What you have to do:
Count the lines of the data that contain the string "coast", and report only that number.
##########
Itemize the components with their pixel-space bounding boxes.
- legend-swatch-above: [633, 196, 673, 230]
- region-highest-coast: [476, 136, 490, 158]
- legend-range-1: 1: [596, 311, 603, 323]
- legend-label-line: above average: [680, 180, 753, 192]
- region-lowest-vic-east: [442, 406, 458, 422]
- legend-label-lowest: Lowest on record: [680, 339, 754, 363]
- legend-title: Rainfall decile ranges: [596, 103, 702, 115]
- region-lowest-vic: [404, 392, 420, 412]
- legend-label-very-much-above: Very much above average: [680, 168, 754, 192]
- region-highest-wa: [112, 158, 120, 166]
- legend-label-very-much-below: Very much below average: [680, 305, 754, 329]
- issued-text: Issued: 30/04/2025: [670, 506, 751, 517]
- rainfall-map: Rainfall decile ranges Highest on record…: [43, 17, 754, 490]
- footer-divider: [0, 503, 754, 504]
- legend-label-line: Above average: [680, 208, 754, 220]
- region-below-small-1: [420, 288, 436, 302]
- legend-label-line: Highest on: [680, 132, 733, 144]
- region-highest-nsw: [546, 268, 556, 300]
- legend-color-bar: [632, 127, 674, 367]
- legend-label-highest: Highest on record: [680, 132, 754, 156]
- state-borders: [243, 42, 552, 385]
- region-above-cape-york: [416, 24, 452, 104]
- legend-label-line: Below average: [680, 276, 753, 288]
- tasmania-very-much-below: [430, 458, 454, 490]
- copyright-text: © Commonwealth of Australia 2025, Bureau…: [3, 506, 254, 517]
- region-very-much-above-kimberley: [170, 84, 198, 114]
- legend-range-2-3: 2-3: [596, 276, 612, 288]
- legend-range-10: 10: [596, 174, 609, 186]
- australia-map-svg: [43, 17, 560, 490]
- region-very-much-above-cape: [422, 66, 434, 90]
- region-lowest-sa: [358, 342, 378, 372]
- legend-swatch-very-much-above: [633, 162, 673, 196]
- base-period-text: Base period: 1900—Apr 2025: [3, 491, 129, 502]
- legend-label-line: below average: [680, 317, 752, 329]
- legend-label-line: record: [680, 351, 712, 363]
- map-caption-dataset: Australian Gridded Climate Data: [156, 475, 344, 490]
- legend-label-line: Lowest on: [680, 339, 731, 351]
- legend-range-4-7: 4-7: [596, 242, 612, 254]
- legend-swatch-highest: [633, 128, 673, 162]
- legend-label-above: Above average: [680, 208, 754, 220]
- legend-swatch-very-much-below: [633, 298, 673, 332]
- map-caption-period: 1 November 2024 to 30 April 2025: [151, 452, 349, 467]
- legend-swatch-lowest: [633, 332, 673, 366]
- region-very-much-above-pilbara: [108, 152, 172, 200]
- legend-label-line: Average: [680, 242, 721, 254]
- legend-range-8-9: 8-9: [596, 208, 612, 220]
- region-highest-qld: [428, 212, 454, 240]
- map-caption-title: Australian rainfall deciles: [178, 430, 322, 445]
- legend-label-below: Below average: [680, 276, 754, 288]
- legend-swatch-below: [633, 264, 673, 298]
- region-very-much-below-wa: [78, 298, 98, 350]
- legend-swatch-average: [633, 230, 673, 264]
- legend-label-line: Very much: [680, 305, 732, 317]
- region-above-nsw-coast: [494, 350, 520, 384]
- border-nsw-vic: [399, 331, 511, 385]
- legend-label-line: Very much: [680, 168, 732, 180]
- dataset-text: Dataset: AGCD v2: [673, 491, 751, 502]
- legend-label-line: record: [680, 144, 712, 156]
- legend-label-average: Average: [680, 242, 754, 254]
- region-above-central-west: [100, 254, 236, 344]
##########
Solution for this task:
2